Collection entries:
>> Begin

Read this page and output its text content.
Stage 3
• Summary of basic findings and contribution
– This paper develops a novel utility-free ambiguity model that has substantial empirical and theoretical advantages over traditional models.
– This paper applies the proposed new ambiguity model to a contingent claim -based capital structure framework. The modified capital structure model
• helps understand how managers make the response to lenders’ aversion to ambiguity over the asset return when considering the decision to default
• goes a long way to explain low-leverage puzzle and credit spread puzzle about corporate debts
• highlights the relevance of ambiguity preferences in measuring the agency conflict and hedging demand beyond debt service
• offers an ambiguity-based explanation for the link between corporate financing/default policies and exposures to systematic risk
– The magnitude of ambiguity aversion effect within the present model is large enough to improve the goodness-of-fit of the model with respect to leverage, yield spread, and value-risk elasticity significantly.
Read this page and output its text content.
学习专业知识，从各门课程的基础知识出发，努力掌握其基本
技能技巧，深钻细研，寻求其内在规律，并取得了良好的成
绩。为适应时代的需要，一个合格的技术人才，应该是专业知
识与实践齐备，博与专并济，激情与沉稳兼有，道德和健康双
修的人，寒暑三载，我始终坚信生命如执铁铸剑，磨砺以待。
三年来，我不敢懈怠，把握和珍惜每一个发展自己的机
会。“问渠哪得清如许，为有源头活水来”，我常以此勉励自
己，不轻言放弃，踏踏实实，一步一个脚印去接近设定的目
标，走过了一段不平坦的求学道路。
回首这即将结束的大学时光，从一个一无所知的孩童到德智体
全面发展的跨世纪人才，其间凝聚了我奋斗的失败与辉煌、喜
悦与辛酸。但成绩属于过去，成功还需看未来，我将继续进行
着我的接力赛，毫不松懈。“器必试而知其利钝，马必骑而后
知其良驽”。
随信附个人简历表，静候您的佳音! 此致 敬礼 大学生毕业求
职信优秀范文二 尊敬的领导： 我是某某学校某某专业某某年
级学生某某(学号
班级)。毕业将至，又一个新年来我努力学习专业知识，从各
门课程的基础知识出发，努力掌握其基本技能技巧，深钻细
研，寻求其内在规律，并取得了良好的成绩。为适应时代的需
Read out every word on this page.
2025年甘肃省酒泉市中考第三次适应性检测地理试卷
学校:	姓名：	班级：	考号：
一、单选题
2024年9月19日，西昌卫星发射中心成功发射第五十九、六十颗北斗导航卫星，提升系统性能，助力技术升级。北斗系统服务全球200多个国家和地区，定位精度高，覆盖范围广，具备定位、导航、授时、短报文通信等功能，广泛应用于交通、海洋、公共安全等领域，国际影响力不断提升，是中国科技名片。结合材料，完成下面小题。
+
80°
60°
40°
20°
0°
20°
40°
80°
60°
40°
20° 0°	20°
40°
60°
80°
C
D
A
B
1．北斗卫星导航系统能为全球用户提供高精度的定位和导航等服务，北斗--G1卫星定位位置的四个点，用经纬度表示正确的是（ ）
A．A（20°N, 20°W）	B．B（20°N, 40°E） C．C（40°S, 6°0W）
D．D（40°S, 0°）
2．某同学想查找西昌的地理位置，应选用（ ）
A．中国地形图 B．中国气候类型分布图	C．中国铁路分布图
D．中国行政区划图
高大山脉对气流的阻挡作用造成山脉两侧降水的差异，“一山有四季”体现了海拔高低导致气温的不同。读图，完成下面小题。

>> End

• **Task brief**:
Copy out every line in the listing where the word "leverage" appears.

• **Response to this task**:
• goes a long way to explain low-leverage puzzle and credit spread puzzle about corporate debts
– The magnitude of ambiguity aversion effect within the present model is large enough to improve the goodness-of-fit of the model with respect to leverage, yield spread, and value-risk elasticity significantly.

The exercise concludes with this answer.